__Data under study__:
========

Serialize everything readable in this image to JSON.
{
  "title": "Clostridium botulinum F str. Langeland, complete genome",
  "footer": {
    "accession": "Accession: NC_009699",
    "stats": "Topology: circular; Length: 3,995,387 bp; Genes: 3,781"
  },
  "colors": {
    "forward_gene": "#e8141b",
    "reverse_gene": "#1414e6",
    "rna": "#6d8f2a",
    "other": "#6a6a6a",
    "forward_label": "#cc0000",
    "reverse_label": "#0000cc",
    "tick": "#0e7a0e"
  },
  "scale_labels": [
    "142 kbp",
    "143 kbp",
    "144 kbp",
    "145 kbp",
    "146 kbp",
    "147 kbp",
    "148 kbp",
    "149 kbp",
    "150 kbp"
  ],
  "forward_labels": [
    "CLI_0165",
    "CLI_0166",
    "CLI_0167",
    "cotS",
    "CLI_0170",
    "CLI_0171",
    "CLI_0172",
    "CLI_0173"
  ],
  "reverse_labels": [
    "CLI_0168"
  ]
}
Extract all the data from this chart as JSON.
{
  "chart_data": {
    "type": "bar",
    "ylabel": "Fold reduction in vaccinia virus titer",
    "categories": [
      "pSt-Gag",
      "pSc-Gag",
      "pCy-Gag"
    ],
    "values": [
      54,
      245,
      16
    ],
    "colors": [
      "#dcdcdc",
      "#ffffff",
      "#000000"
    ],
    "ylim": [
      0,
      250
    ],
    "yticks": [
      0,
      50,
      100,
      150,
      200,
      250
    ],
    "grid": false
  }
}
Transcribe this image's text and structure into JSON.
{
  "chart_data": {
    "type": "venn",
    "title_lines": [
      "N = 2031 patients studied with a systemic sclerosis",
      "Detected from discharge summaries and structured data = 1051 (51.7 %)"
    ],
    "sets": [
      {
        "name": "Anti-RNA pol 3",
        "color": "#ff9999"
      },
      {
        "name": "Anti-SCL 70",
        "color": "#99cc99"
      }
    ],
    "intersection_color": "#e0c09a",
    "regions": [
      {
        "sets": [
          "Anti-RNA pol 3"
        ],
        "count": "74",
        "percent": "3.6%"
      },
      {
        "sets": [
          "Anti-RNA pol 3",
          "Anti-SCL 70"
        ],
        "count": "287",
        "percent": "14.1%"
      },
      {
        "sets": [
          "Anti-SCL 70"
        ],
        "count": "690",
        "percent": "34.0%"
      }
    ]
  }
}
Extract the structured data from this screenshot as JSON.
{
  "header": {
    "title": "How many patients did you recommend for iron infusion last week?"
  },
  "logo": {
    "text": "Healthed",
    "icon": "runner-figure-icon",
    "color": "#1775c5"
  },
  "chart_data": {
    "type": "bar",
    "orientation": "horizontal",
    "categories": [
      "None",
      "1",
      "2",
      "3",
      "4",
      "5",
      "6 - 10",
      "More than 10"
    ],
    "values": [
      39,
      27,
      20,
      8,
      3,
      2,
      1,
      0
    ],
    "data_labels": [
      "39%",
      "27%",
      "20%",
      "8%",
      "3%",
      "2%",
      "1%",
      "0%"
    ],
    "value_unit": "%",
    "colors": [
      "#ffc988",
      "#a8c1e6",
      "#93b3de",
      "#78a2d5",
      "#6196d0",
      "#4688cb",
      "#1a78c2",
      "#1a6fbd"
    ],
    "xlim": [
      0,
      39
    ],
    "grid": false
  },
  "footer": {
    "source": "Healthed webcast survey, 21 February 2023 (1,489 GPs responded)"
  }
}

========

__How to complete this task__: The whole listing needs copying. Write it out exactly.

__Response to this task__:
Serialize everything readable in this image to JSON.
{
  "title": "Clostridium botulinum F str. Langeland, complete genome",
  "footer": {
    "accession": "Accession: NC_009699",
    "stats": "Topology: circular; Length: 3,995,387 bp; Genes: 3,781"
  },
  "colors": {
    "forward_gene": "#e8141b",
    "reverse_gene": "#1414e6",
    "rna": "#6d8f2a",
    "other": "#6a6a6a",
    "forward_label": "#cc0000",
    "reverse_label": "#0000cc",
    "tick": "#0e7a0e"
  },
  "scale_labels": [
    "142 kbp",
    "143 kbp",
    "144 kbp",
    "145 kbp",
    "146 kbp",
    "147 kbp",
    "148 kbp",
    "149 kbp",
    "150 kbp"
  ],
  "forward_labels": [
    "CLI_0165",
    "CLI_0166",
    "CLI_0167",
    "cotS",
    "CLI_0170",
    "CLI_0171",
    "CLI_0172",
    "CLI_0173"
  ],
  "reverse_labels": [
    "CLI_0168"
  ]
}
Extract all the data from this chart as JSON.
{
  "chart_data": {
    "type": "bar",
    "ylabel": "Fold reduction in vaccinia virus titer",
    "categories": [
      "pSt-Gag",
      "pSc-Gag",
      "pCy-Gag"
    ],
    "values": [
      54,
      245,
      16
    ],
    "colors": [
      "#dcdcdc",
      "#ffffff",
      "#000000"
    ],
    "ylim": [
      0,
      250
    ],
    "yticks": [
      0,
      50,
      100,
      150,
      200,
      250
    ],
    "grid": false
  }
}
Transcribe this image's text and structure into JSON.
{
  "chart_data": {
    "type": "venn",
    "title_lines": [
      "N = 2031 patients studied with a systemic sclerosis",
      "Detected from discharge summaries and structured data = 1051 (51.7 %)"
    ],
    "sets": [
      {
        "name": "Anti-RNA pol 3",
        "color": "#ff9999"
      },
      {
        "name": "Anti-SCL 70",
        "color": "#99cc99"
      }
    ],
    "intersection_color": "#e0c09a",
    "regions": [
      {
        "sets": [
          "Anti-RNA pol 3"
        ],
        "count": "74",
        "percent": "3.6%"
      },
      {
        "sets": [
          "Anti-RNA pol 3",
          "Anti-SCL 70"
        ],
        "count": "287",
        "percent": "14.1%"
      },
      {
        "sets": [
          "Anti-SCL 70"
        ],
        "count": "690",
        "percent": "34.0%"
      }
    ]
  }
}
Extract the structured data from this screenshot as JSON.
{
  "header": {
    "title": "How many patients did you recommend for iron infusion last week?"
  },
  "logo": {
    "text": "Healthed",
    "icon": "runner-figure-icon",
    "color": "#1775c5"
  },
  "chart_data": {
    "type": "bar",
    "orientation": "horizontal",
    "categories": [
      "None",
      "1",
      "2",
      "3",
      "4",
      "5",
      "6 - 10",
      "More than 10"
    ],
    "values": [
      39,
      27,
      20,
      8,
      3,
      2,
      1,
      0
    ],
    "data_labels": [
      "39%",
      "27%",
      "20%",
      "8%",
      "3%",
      "2%",
      "1%",
      "0%"
    ],
    "value_unit": "%",
    "colors": [
      "#ffc988",
      "#a8c1e6",
      "#93b3de",
      "#78a2d5",
      "#6196d0",
      "#4688cb",
      "#1a78c2",
      "#1a6fbd"
    ],
    "xlim": [
      0,
      39
    ],
    "grid": false
  },
  "footer": {
    "source": "Healthed webcast survey, 21 February 2023 (1,489 GPs responded)"
  }
}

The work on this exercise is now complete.